### Task brief:
Reproduce every entry exactly as shown.

### Task input:
++++++

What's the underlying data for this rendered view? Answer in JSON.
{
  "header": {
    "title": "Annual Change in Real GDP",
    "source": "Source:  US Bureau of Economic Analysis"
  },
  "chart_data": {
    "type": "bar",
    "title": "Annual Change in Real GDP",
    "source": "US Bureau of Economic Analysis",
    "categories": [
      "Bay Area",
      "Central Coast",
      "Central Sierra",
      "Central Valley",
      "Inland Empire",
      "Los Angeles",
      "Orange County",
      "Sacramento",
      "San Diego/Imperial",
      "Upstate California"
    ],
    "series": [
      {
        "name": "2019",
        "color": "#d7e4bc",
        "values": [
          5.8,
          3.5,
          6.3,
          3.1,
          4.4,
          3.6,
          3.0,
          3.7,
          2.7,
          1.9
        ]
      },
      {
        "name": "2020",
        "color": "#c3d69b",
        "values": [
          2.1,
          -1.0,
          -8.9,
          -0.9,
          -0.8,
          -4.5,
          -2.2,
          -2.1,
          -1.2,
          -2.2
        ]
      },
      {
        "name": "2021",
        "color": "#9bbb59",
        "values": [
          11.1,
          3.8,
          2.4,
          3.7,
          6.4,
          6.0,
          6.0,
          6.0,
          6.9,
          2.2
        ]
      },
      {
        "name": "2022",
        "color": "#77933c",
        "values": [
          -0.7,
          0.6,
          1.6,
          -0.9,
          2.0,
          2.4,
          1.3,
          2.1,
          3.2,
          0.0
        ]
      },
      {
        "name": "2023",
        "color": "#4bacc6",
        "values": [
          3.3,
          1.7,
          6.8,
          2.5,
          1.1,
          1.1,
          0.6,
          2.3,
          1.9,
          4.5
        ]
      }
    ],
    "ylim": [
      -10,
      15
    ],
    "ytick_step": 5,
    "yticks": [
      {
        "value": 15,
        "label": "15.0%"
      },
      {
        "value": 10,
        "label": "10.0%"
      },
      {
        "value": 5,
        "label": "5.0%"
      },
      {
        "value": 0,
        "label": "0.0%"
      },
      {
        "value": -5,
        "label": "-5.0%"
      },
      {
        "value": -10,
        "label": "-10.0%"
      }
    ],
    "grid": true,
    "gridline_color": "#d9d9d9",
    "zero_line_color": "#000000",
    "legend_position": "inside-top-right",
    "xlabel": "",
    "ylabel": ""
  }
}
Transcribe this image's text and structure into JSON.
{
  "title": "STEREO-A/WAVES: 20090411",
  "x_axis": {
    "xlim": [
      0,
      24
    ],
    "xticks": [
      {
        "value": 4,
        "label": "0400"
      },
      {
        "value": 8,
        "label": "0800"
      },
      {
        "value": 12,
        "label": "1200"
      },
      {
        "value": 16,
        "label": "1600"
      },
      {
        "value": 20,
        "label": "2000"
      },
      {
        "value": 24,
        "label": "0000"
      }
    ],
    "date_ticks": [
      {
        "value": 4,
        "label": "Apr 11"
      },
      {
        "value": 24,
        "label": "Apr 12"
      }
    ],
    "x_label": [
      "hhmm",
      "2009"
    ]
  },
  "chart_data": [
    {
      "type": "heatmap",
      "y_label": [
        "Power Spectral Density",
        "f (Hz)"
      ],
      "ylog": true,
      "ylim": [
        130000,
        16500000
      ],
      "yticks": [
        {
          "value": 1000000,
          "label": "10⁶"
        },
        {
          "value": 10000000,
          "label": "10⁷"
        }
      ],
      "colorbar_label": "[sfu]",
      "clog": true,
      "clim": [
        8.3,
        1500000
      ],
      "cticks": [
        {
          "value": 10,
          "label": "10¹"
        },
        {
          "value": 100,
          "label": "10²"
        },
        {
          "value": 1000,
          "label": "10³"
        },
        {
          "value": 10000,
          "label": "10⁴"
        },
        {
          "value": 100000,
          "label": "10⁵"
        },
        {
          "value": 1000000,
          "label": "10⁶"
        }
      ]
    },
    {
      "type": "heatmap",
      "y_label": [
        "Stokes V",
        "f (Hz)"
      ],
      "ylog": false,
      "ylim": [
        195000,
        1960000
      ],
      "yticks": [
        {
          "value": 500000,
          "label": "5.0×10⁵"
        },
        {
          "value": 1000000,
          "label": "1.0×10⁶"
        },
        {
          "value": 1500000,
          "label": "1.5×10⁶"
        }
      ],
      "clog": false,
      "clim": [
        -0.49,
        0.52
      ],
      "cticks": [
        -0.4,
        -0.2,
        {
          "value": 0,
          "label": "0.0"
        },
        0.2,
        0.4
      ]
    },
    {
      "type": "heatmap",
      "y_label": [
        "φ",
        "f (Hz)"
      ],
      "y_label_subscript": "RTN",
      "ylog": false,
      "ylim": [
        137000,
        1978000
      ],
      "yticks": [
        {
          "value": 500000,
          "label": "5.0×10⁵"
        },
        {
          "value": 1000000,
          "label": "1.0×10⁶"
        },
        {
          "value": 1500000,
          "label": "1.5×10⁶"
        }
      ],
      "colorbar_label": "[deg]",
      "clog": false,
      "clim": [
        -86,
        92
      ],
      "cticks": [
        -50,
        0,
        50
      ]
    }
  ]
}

++++++

### Answer for this exercise:
What's the underlying data for this rendered view? Answer in JSON.
{
  "header": {
    "title": "Annual Change in Real GDP",
    "source": "Source:  US Bureau of Economic Analysis"
  },
  "chart_data": {
    "type": "bar",
    "title": "Annual Change in Real GDP",
    "source": "US Bureau of Economic Analysis",
    "categories": [
      "Bay Area",
      "Central Coast",
      "Central Sierra",
      "Central Valley",
      "Inland Empire",
      "Los Angeles",
      "Orange County",
      "Sacramento",
      "San Diego/Imperial",
      "Upstate California"
    ],
    "series": [
      {
        "name": "2019",
        "color": "#d7e4bc",
        "values": [
          5.8,
          3.5,
          6.3,
          3.1,
          4.4,
          3.6,
          3.0,
          3.7,
          2.7,
          1.9
        ]
      },
      {
        "name": "2020",
        "color": "#c3d69b",
        "values": [
          2.1,
          -1.0,
          -8.9,
          -0.9,
          -0.8,
          -4.5,
          -2.2,
          -2.1,
          -1.2,
          -2.2
        ]
      },
      {
        "name": "2021",
        "color": "#9bbb59",
        "values": [
          11.1,
          3.8,
          2.4,
          3.7,
          6.4,
          6.0,
          6.0,
          6.0,
          6.9,
          2.2
        ]
      },
      {
        "name": "2022",
        "color": "#77933c",
        "values": [
          -0.7,
          0.6,
          1.6,
          -0.9,
          2.0,
          2.4,
          1.3,
          2.1,
          3.2,
          0.0
        ]
      },
      {
        "name": "2023",
        "color": "#4bacc6",
        "values": [
          3.3,
          1.7,
          6.8,
          2.5,
          1.1,
          1.1,
          0.6,
          2.3,
          1.9,
          4.5
        ]
      }
    ],
    "ylim": [
      -10,
      15
    ],
    "ytick_step": 5,
    "yticks": [
      {
        "value": 15,
        "label": "15.0%"
      },
      {
        "value": 10,
        "label": "10.0%"
      },
      {
        "value": 5,
        "label": "5.0%"
      },
      {
        "value": 0,
        "label": "0.0%"
      },
      {
        "value": -5,
        "label": "-5.0%"
      },
      {
        "value": -10,
        "label": "-10.0%"
      }
    ],
    "grid": true,
    "gridline_color": "#d9d9d9",
    "zero_line_color": "#000000",
    "legend_position": "inside-top-right",
    "xlabel": "",
    "ylabel": ""
  }
}
Transcribe this image's text and structure into JSON.
{
  "title": "STEREO-A/WAVES: 20090411",
  "x_axis": {
    "xlim": [
      0,
      24
    ],
    "xticks": [
      {
        "value": 4,
        "label": "0400"
      },
      {
        "value": 8,
        "label": "0800"
      },
      {
        "value": 12,
        "label": "1200"
      },
      {
        "value": 16,
        "label": "1600"
      },
      {
        "value": 20,
        "label": "2000"
      },
      {
        "value": 24,
        "label": "0000"
      }
    ],
    "date_ticks": [
      {
        "value": 4,
        "label": "Apr 11"
      },
      {
        "value": 24,
        "label": "Apr 12"
      }
    ],
    "x_label": [
      "hhmm",
      "2009"
    ]
  },
  "chart_data": [
    {
      "type": "heatmap",
      "y_label": [
        "Power Spectral Density",
        "f (Hz)"
      ],
      "ylog": true,
      "ylim": [
        130000,
        16500000
      ],
      "yticks": [
        {
          "value": 1000000,
          "label": "10⁶"
        },
        {
          "value": 10000000,
          "label": "10⁷"
        }
      ],
      "colorbar_label": "[sfu]",
      "clog": true,
      "clim": [
        8.3,
        1500000
      ],
      "cticks": [
        {
          "value": 10,
          "label": "10¹"
        },
        {
          "value": 100,
          "label": "10²"
        },
        {
          "value": 1000,
          "label": "10³"
        },
        {
          "value": 10000,
          "label": "10⁴"
        },
        {
          "value": 100000,
          "label": "10⁵"
        },
        {
          "value": 1000000,
          "label": "10⁶"
        }
      ]
    },
    {
      "type": "heatmap",
      "y_label": [
        "Stokes V",
        "f (Hz)"
      ],
      "ylog": false,
      "ylim": [
        195000,
        1960000
      ],
      "yticks": [
        {
          "value": 500000,
          "label": "5.0×10⁵"
        },
        {
          "value": 1000000,
          "label": "1.0×10⁶"
        },
        {
          "value": 1500000,
          "label": "1.5×10⁶"
        }
      ],
      "clog": false,
      "clim": [
        -0.49,
        0.52
      ],
      "cticks": [
        -0.4,
        -0.2,
        {
          "value": 0,
          "label": "0.0"
        },
        0.2,
        0.4
      ]
    },
    {
      "type": "heatmap",
      "y_label": [
        "φ",
        "f (Hz)"
      ],
      "y_label_subscript": "RTN",
      "ylog": false,
      "ylim": [
        137000,
        1978000
      ],
      "yticks": [
        {
          "value": 500000,
          "label": "5.0×10⁵"
        },
        {
          "value": 1000000,
          "label": "1.0×10⁶"
        },
        {
          "value": 1500000,
          "label": "1.5×10⁶"
        }
      ],
      "colorbar_label": "[deg]",
      "clog": false,
      "clim": [
        -86,
        92
      ],
      "cticks": [
        -50,
        0,
        50
      ]
    }
  ]
}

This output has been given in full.